Extracted records:

════════════════════

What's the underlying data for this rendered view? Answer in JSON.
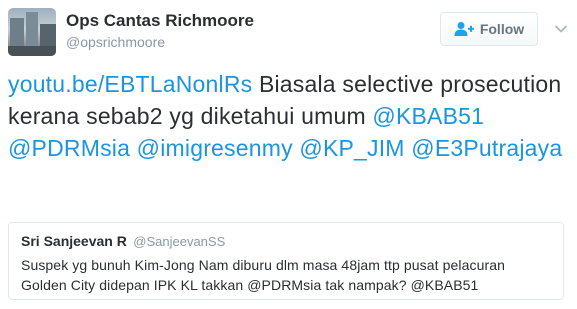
{
  "author": {
    "name": "Ops Cantas Richmoore",
    "handle": "@opsrichmoore",
    "avatar_icon": "city-buildings-avatar"
  },
  "follow_button": {
    "label": "Follow",
    "icon": "add-user-icon"
  },
  "menu_icon": "chevron-down-icon",
  "tweet": {
    "link": "youtu.be/EBTLaNonlRs",
    "text": " Biasala selective prosecution kerana sebab2 yg diketahui umum ",
    "mentions": [
      "@KBAB51",
      "@PDRMsia",
      "@imigresenmy",
      "@KP_JIM",
      "@E3Putrajaya"
    ]
  },
  "quoted_tweet": {
    "name": "Sri Sanjeevan R",
    "handle": "@SanjeevanSS",
    "text": "Suspek yg bunuh Kim-Jong Nam diburu dlm masa 48jam ttp pusat pelacuran Golden City didepan IPK KL takkan @PDRMsia tak nampak? @KBAB51"
  },
  "colors": {
    "link": "#1b95e0",
    "text": "#292f33",
    "muted": "#8899a6",
    "border": "#e1e8ed"
  }
}
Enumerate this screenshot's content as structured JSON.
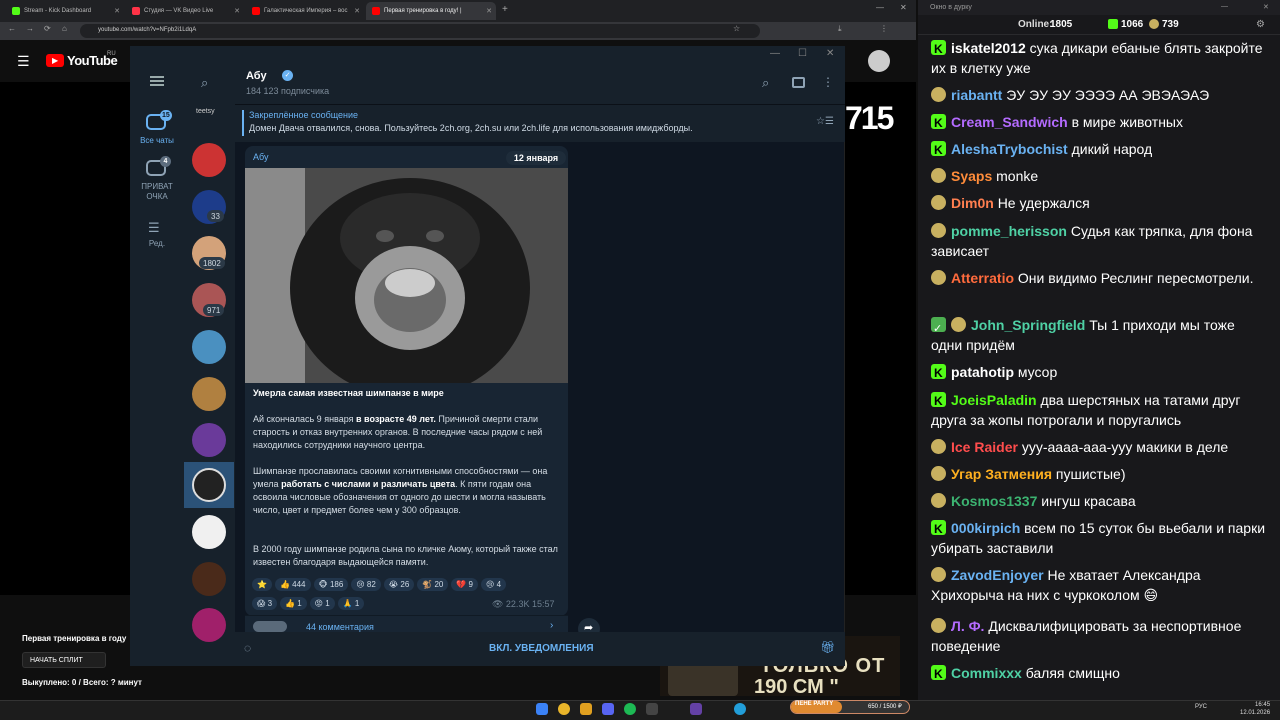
{
  "browser": {
    "tabs": [
      {
        "label": "Stream - Kick Dashboard",
        "color": "#53fc18"
      },
      {
        "label": "Студия — VK Видео Live",
        "color": "#ff3347"
      },
      {
        "label": "Галактическая Империя – вос",
        "color": "#ff0000"
      },
      {
        "label": "Первая тренировка в году! |",
        "color": "#ff0000"
      }
    ],
    "url": "youtube.com/watch?v=NFpb2i1LdqA"
  },
  "youtube": {
    "logo": "YouTube",
    "region": "RU",
    "counter": "715",
    "promo_line": "ТОЛЬКО ОТ",
    "promo_line2": "190 СМ \"",
    "promo_badge": "ПЕНЕ PARTY",
    "below_title": "Первая тренировка в году",
    "split_button": "НАЧАТЬ СПЛИТ",
    "bought": "Выкуплено: 0 / Всего: ? минут"
  },
  "telegram": {
    "rail": [
      {
        "label": "Все чаты",
        "badge": "15",
        "active": true
      },
      {
        "label": "ПРИВАТ ОЧКА",
        "badge": "4",
        "active": false
      },
      {
        "label": "Ред.",
        "badge": "",
        "active": false
      }
    ],
    "chat_top_label": "teetsy",
    "chat_badges": [
      "33",
      "1802",
      "971"
    ],
    "channel_name": "Абу",
    "subscribers": "184 123 подписчика",
    "pinned_label": "Закреплённое сообщение",
    "pinned_text": "Домен Двача отвалился, снова.  Пользуйтесь 2ch.org, 2ch.su или 2ch.life для использования имиджборды.",
    "message": {
      "author": "Абу",
      "date": "12 января",
      "title": "Умерла самая известная шимпанзе в мире",
      "p1_a": "Ай скончалась 9 января ",
      "p1_b": "в возрасте 49 лет.",
      "p1_c": " Причиной смерти стали старость и отказ внутренних органов. В последние часы рядом с ней находились сотрудники научного центра.",
      "p2_a": "Шимпанзе прославилась своими когнитивными способностями — она умела ",
      "p2_b": "работать с числами и различать цвета",
      "p2_c": ". К пяти годам она освоила числовые обозначения от одного до шести и могла называть число, цвет и предмет более чем у 300 образцов.",
      "p3": "В 2000 году шимпанзе родила сына по кличке Аюму, который также стал известен благодаря выдающейся памяти.",
      "reactions_row1": [
        "⭐",
        "👍 444",
        "🐵 186",
        "😢 82",
        "😭 26",
        "🐒 20",
        "💔 9",
        "😢 4"
      ],
      "reactions_row2": [
        "😱 3",
        "👍 1",
        "😡 1",
        "🙏 1"
      ],
      "views": "👁 22.3K  15:57",
      "comments": "44 комментария"
    },
    "bottom_button": "ВКЛ. УВЕДОМЛЕНИЯ"
  },
  "chat": {
    "window_title": "Окно в дурку",
    "online_label": "Online:",
    "online_value": "1805",
    "kick_count": "1066",
    "yt_count": "739",
    "messages": [
      {
        "badge": "k",
        "user": "iskatel2012",
        "color": "#ffffff",
        "text": "сука дикари ебаные блять закройте их в клетку уже"
      },
      {
        "badge": "y",
        "user": "riabantt",
        "color": "#6ab2f2",
        "text": "ЭУ ЭУ ЭУ ЭЭЭЭ АА ЭВЭАЭАЭ"
      },
      {
        "badge": "k",
        "user": "Cream_Sandwich",
        "color": "#b46bff",
        "text": "в мире животных"
      },
      {
        "badge": "k",
        "user": "AleshaTrybochist",
        "color": "#6ab2f2",
        "text": "дикий народ"
      },
      {
        "badge": "y",
        "user": "Syaps",
        "color": "#ff8c3a",
        "text": "monke"
      },
      {
        "badge": "y",
        "user": "Dim0n",
        "color": "#ff7f50",
        "text": "Не удержался"
      },
      {
        "badge": "y",
        "user": "pomme_herisson",
        "color": "#4fd1a5",
        "text": "Судья как тряпка, для фона зависает"
      },
      {
        "badge": "y",
        "user": "Atterratio",
        "color": "#ff6b3d",
        "text": "Они видимо Реслинг пересмотрели."
      },
      {
        "badge": "cy",
        "user": "John_Springfield",
        "color": "#4fd1a5",
        "text": "Ты 1 приходи мы тоже одни придём"
      },
      {
        "badge": "k",
        "user": "patahotip",
        "color": "#ffffff",
        "text": "мусор"
      },
      {
        "badge": "k",
        "user": "JoeisPaladin",
        "color": "#53fc18",
        "text": "два шерстяных на татами друг друга за жопы потрогали и поругались"
      },
      {
        "badge": "y",
        "user": "Ice Raider",
        "color": "#ff4d4d",
        "text": "ууу-аааа-ааа-ууу макики в деле"
      },
      {
        "badge": "y",
        "user": "Угар Затмения",
        "color": "#ffb020",
        "text": "пушистые)"
      },
      {
        "badge": "y",
        "user": "Kosmos1337",
        "color": "#3cb371",
        "text": "ингуш красава"
      },
      {
        "badge": "k",
        "user": "000kirpich",
        "color": "#6ab2f2",
        "text": "всем по 15 суток бы вьебали и парки убирать заставили"
      },
      {
        "badge": "y",
        "user": "ZavodEnjoyer",
        "color": "#6ab2f2",
        "text": "Не хватает Александра Хрихорыча на них с чуркоколом 😄"
      },
      {
        "badge": "y",
        "user": "Л. Ф.",
        "color": "#b46bff",
        "text": "Дисквалифицировать за неспортивное поведение"
      },
      {
        "badge": "k",
        "user": "Commixxx",
        "color": "#4fd1a5",
        "text": "баляя смищно"
      }
    ]
  },
  "taskbar": {
    "lang": "РУС",
    "time": "16:45",
    "date": "12.01.2026",
    "progress": "650 / 1500 ₽"
  }
}
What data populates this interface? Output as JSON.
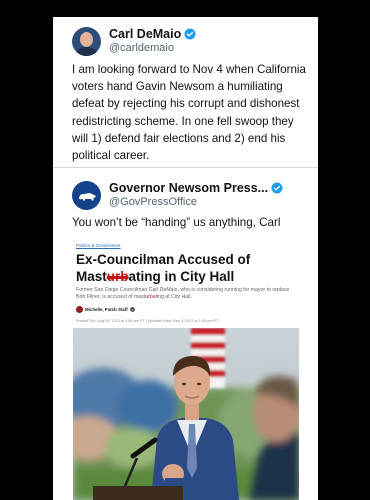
{
  "tweet1": {
    "name": "Carl DeMaio",
    "handle": "@carldemaio",
    "text": "I am looking forward to Nov 4 when California voters hand Gavin Newsom a humiliating defeat by rejecting his corrupt and dishonest redistricting scheme.  In one fell swoop they will 1) defend fair elections and 2) end his political career."
  },
  "tweet2": {
    "name": "Governor Newsom Press...",
    "handle": "@GovPressOffice",
    "text": "You won’t be “handing” us anything, Carl"
  },
  "article": {
    "category": "Politics & Government",
    "headline_pre": "Ex-Councilman Accused of Mast",
    "headline_censor": "urb",
    "headline_post": "ating in City Hall",
    "dek_pre": "Former San Diego Councilman Carl DeMaio, who is considering running for mayor to replace Bob Filner, is accused of mast",
    "dek_censor": "urb",
    "dek_post": "ating at City Hall.",
    "author": "Michelle, Patch Staff",
    "posted": "Posted Thu, Aug 29, 2013 at 1:56 am PT  |  Updated Wed, Sep 4, 2013 at 1:26 pm PT"
  },
  "colors": {
    "verified": "#1d9bf0",
    "link": "#2a6ebb",
    "censor": "#c01818"
  }
}
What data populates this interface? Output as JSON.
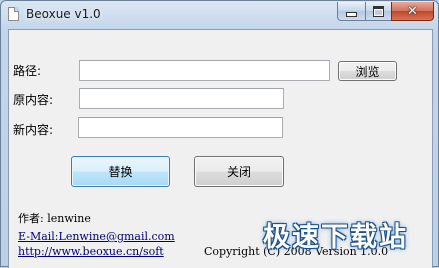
{
  "window": {
    "title": "Beoxue v1.0",
    "minimize_icon": "minimize-icon",
    "maximize_icon": "maximize-icon",
    "close_icon": "close-icon"
  },
  "form": {
    "path_label": "路径:",
    "path_value": "",
    "browse_label": "浏览",
    "old_content_label": "原内容:",
    "old_content_value": "",
    "new_content_label": "新内容:",
    "new_content_value": "",
    "replace_label": "替换",
    "close_label": "关闭"
  },
  "info": {
    "author": "作者: lenwine",
    "email": "E-Mail:Lenwine@gmail.com",
    "website": "http://www.beoxue.cn/soft",
    "copyright": "Copyright (C) 2008 Version 1.0.0"
  },
  "watermark": "极速下载站",
  "colors": {
    "window_frame": "#c3d5ea",
    "client_bg": "#f0f0f0",
    "link": "#00007f",
    "close_button": "#c2452e",
    "default_button_border": "#3c7fb1"
  }
}
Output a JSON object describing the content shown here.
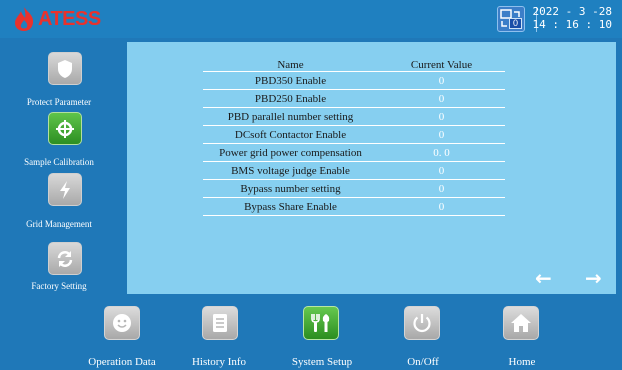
{
  "header": {
    "logo_text": "ATESS",
    "alarm_count": "0",
    "date": "2022 - 3 -28",
    "time": "14 : 16 : 10"
  },
  "sidebar": {
    "items": [
      {
        "label": "Protect Parameter",
        "icon": "shield-icon",
        "active": false
      },
      {
        "label": "Sample Calibration",
        "icon": "target-icon",
        "active": true
      },
      {
        "label": "Grid Management",
        "icon": "lightning-icon",
        "active": false
      },
      {
        "label": "Factory Setting",
        "icon": "refresh-icon",
        "active": false
      }
    ]
  },
  "table": {
    "col_name": "Name",
    "col_value": "Current Value",
    "rows": [
      {
        "name": "PBD350 Enable",
        "value": "0"
      },
      {
        "name": "PBD250 Enable",
        "value": "0"
      },
      {
        "name": "PBD parallel number setting",
        "value": "0"
      },
      {
        "name": "DCsoft Contactor Enable",
        "value": "0"
      },
      {
        "name": "Power grid power compensation",
        "value": "0. 0"
      },
      {
        "name": "BMS voltage judge Enable",
        "value": "0"
      },
      {
        "name": "Bypass number setting",
        "value": "0"
      },
      {
        "name": "Bypass Share Enable",
        "value": "0"
      }
    ]
  },
  "nav_arrows": {
    "prev": "←",
    "next": "→"
  },
  "bottom_nav": {
    "items": [
      {
        "label": "Operation Data",
        "icon": "smiley-icon",
        "active": false
      },
      {
        "label": "History Info",
        "icon": "document-icon",
        "active": false
      },
      {
        "label": "System Setup",
        "icon": "tools-icon",
        "active": true
      },
      {
        "label": "On/Off",
        "icon": "power-icon",
        "active": false
      },
      {
        "label": "Home",
        "icon": "home-icon",
        "active": false
      }
    ]
  },
  "colors": {
    "background": "#1f78b8",
    "panel": "#86cff0",
    "active_button": "#3fa82e",
    "logo_red": "#e9322d"
  }
}
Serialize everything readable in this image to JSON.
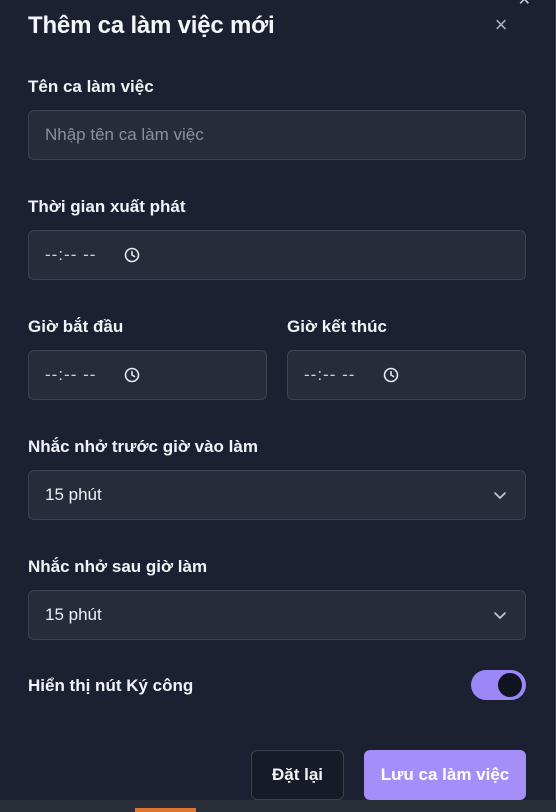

════════════════════

Given request:
Return each line of the data that contains the string "handle".

Worked answer:
    "handle": "@opsrichmoore",
    "handle": "@SanjeevanSS",
    "handle": "@carldemaio",
    "handle": "@GovPressOffice",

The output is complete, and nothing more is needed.